_Dataset records_
......
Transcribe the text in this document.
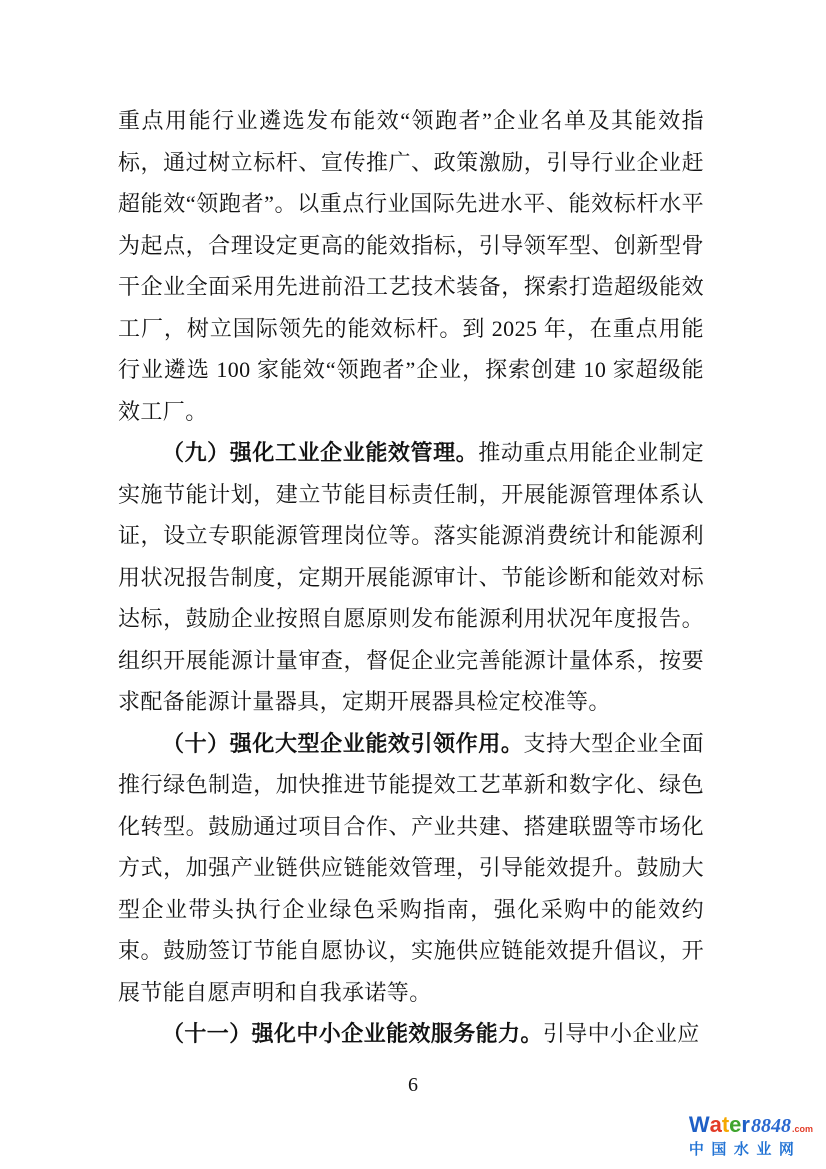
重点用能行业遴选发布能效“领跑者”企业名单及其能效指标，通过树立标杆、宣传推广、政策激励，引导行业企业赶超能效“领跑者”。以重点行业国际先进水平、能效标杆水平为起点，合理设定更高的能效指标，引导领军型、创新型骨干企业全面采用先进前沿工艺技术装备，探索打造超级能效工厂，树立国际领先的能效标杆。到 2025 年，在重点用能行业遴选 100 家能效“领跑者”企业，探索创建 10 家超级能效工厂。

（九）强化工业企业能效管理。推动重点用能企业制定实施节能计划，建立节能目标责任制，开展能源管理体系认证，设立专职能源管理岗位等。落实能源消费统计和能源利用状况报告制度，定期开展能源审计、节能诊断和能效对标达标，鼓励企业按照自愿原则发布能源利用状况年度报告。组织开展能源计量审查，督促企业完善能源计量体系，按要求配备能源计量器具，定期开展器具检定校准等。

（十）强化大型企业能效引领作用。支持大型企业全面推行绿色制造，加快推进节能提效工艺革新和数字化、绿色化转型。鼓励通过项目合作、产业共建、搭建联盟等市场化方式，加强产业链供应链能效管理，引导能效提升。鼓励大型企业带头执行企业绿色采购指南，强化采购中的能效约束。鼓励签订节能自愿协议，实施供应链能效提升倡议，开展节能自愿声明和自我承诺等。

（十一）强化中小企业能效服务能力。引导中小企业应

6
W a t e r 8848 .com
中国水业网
......
_Goal_
Every record is to be reproduced exactly, with no pictures included.

_Written response_
Transcribe the text in this document.
重点用能行业遴选发布能效“领跑者”企业名单及其能效指标，通过树立标杆、宣传推广、政策激励，引导行业企业赶超能效“领跑者”。以重点行业国际先进水平、能效标杆水平为起点，合理设定更高的能效指标，引导领军型、创新型骨干企业全面采用先进前沿工艺技术装备，探索打造超级能效工厂，树立国际领先的能效标杆。到 2025 年，在重点用能行业遴选 100 家能效“领跑者”企业，探索创建 10 家超级能效工厂。

（九）强化工业企业能效管理。推动重点用能企业制定实施节能计划，建立节能目标责任制，开展能源管理体系认证，设立专职能源管理岗位等。落实能源消费统计和能源利用状况报告制度，定期开展能源审计、节能诊断和能效对标达标，鼓励企业按照自愿原则发布能源利用状况年度报告。组织开展能源计量审查，督促企业完善能源计量体系，按要求配备能源计量器具，定期开展器具检定校准等。

（十）强化大型企业能效引领作用。支持大型企业全面推行绿色制造，加快推进节能提效工艺革新和数字化、绿色化转型。鼓励通过项目合作、产业共建、搭建联盟等市场化方式，加强产业链供应链能效管理，引导能效提升。鼓励大型企业带头执行企业绿色采购指南，强化采购中的能效约束。鼓励签订节能自愿协议，实施供应链能效提升倡议，开展节能自愿声明和自我承诺等。

（十一）强化中小企业能效服务能力。引导中小企业应

6
W a t e r 8848 .com
中国水业网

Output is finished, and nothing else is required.